Your objective: Your task is to filter the data below down to the lines holding "fait".
BEGIN Entries
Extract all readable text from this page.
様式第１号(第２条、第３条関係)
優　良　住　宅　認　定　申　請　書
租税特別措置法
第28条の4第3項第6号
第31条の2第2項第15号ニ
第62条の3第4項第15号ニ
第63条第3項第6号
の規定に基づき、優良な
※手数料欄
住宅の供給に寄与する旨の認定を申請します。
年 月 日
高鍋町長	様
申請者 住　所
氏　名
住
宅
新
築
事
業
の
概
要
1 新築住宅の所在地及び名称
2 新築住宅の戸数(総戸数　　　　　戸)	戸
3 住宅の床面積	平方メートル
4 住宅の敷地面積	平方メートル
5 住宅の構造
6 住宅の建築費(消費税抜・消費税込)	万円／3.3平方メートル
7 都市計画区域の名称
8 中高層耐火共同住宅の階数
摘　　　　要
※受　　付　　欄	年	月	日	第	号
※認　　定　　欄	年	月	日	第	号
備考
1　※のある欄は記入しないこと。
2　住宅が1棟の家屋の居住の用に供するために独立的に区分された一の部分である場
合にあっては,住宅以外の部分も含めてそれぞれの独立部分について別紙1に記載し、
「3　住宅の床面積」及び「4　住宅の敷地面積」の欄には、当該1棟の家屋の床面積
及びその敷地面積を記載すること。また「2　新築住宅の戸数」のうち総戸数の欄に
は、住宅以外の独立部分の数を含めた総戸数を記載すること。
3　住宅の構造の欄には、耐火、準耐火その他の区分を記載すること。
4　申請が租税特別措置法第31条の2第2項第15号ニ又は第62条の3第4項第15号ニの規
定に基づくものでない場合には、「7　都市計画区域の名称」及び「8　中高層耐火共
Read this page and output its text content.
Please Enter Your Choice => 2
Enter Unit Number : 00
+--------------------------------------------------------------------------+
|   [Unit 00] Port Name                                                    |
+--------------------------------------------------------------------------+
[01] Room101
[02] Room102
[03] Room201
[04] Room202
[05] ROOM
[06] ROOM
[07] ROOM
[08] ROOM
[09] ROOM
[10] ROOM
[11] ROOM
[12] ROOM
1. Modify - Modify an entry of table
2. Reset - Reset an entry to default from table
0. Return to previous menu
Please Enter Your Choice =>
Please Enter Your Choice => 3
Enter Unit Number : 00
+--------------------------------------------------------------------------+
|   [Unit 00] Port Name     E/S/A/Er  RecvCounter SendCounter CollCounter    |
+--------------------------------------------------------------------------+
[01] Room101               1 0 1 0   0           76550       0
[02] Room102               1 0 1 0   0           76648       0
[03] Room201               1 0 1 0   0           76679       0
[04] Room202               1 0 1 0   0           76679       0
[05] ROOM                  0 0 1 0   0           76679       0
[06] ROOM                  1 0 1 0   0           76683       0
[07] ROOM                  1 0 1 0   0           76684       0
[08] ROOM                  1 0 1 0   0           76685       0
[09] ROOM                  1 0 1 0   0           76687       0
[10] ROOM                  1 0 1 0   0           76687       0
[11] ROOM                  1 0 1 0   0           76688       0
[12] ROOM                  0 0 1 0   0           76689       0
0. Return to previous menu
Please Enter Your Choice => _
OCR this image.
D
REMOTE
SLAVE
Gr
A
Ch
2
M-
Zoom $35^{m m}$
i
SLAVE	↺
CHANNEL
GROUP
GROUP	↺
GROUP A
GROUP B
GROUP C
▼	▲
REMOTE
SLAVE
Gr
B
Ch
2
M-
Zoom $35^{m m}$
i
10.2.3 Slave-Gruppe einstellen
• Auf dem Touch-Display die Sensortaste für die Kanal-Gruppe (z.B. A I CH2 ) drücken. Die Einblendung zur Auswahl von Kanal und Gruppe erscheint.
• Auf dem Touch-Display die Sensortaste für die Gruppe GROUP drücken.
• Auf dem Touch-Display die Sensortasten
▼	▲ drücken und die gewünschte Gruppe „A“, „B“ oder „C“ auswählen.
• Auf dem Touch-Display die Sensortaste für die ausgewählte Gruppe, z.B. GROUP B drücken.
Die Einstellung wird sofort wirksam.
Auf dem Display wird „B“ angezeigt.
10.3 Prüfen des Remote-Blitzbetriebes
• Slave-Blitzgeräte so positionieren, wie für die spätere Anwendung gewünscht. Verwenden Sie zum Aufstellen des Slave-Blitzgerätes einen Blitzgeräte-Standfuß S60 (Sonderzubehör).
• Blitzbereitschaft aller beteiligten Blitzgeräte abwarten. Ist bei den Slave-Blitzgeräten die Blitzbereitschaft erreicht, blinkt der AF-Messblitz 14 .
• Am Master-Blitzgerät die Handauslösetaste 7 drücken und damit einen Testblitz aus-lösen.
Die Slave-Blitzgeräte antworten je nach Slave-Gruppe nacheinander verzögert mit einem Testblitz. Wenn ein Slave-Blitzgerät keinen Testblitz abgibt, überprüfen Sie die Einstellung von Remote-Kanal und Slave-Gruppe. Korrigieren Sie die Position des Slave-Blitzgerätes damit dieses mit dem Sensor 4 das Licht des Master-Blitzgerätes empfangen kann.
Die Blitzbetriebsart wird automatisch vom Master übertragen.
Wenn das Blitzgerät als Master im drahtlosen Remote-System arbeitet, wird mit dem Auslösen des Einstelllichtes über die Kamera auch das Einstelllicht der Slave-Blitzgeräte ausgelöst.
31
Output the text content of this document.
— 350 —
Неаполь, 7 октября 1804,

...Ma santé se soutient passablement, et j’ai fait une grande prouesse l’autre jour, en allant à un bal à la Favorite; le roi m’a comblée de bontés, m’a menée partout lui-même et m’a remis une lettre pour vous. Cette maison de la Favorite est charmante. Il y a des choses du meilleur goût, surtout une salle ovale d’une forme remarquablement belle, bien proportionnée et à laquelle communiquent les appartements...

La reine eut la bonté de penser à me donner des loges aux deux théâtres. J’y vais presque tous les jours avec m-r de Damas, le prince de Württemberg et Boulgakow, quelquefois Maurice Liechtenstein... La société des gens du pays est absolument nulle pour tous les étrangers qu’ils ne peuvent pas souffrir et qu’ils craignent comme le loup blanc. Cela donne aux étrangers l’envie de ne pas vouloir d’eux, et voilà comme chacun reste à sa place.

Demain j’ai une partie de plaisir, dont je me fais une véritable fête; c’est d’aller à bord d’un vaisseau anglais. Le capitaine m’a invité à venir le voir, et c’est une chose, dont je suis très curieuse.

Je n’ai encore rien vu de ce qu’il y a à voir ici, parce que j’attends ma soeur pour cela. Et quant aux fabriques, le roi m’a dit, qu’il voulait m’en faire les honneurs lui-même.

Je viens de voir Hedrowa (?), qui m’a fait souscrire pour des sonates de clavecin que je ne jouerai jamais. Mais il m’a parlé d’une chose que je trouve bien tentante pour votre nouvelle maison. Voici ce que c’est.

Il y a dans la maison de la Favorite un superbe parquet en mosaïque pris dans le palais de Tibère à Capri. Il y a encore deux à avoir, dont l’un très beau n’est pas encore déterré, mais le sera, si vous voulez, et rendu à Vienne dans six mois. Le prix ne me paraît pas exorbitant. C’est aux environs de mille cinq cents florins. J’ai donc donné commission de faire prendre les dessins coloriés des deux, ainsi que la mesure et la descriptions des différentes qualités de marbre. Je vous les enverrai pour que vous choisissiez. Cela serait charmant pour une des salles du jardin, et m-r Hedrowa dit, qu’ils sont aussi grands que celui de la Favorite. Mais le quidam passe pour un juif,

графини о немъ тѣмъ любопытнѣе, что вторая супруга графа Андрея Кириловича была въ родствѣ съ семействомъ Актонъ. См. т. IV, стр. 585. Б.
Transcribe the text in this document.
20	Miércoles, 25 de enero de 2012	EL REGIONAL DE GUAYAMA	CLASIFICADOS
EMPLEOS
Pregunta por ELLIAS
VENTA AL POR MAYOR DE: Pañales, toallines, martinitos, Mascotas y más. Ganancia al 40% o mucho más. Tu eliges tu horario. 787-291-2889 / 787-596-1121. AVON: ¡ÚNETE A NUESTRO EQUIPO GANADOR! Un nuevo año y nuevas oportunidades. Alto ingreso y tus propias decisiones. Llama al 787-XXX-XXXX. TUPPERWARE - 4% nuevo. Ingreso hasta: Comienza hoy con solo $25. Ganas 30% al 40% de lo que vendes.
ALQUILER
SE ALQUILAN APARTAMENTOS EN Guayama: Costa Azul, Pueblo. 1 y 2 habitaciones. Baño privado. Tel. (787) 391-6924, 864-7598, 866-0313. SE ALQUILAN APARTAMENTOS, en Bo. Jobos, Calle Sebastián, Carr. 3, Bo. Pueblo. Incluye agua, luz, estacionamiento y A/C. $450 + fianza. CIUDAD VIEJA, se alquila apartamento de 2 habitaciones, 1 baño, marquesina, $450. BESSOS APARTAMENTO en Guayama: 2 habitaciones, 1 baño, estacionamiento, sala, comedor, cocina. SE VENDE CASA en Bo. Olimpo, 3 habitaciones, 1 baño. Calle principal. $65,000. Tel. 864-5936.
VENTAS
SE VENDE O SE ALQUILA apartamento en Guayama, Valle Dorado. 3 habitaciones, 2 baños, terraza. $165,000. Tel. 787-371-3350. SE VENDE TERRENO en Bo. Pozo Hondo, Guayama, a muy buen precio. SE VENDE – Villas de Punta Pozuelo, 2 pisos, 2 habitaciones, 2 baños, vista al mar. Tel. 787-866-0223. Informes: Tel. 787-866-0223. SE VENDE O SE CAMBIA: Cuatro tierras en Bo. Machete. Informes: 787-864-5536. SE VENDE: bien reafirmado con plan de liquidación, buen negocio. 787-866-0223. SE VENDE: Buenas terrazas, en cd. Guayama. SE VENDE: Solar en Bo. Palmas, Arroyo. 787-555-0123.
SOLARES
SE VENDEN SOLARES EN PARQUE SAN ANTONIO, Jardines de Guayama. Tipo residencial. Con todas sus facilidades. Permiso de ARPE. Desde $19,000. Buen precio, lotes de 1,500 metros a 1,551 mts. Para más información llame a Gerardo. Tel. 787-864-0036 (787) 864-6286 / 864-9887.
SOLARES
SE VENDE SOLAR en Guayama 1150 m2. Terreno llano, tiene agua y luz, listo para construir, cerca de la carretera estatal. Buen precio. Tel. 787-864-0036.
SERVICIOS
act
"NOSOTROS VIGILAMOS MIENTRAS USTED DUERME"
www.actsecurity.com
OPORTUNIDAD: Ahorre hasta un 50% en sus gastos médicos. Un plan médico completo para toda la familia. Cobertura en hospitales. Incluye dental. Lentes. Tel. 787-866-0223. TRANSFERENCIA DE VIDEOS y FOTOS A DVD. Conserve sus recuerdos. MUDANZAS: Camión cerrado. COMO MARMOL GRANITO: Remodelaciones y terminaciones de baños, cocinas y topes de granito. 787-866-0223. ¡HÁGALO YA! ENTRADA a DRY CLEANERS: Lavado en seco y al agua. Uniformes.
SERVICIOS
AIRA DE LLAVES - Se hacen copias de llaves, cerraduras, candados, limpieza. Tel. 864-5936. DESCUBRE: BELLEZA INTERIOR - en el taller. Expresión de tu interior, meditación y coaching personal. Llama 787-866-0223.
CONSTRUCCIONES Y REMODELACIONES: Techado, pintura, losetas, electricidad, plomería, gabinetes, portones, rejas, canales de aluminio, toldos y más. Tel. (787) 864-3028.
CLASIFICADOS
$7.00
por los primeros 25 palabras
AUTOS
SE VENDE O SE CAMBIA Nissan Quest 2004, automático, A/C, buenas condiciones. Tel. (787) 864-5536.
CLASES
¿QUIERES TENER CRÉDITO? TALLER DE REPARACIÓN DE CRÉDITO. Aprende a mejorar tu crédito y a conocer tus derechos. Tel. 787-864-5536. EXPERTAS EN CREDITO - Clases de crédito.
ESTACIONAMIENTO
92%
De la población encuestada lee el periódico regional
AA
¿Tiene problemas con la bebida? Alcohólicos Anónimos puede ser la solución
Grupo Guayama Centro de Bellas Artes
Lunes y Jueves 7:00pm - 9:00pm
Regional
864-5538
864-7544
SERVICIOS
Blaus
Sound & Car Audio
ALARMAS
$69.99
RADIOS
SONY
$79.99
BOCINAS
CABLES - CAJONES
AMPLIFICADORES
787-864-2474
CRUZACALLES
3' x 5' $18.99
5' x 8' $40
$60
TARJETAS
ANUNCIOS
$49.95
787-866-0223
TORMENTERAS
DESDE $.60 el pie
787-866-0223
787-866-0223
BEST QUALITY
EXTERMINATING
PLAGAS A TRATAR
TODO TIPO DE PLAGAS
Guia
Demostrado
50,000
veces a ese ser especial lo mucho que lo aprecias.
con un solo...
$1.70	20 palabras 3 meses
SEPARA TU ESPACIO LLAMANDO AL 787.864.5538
END Entries
Solution to this problem:
...Ma santé se soutient passablement, et j’ai fait une grande prouesse l’autre jour, en allant à un bal à la Favorite; le roi m’a comblée de bontés, m’a menée partout lui-même et m’a remis une lettre pour vous. Cette maison de la Favorite est charmante. Il y a des choses du meilleur goût, surtout une salle ovale d’une forme remarquablement belle, bien proportionnée et à laquelle communiquent les appartements...
Je viens de voir Hedrowa (?), qui m’a fait souscrire pour des sonates de clavecin que je ne jouerai jamais. Mais il m’a parlé d’une chose que je trouve bien tentante pour votre nouvelle maison. Voici ce que c’est.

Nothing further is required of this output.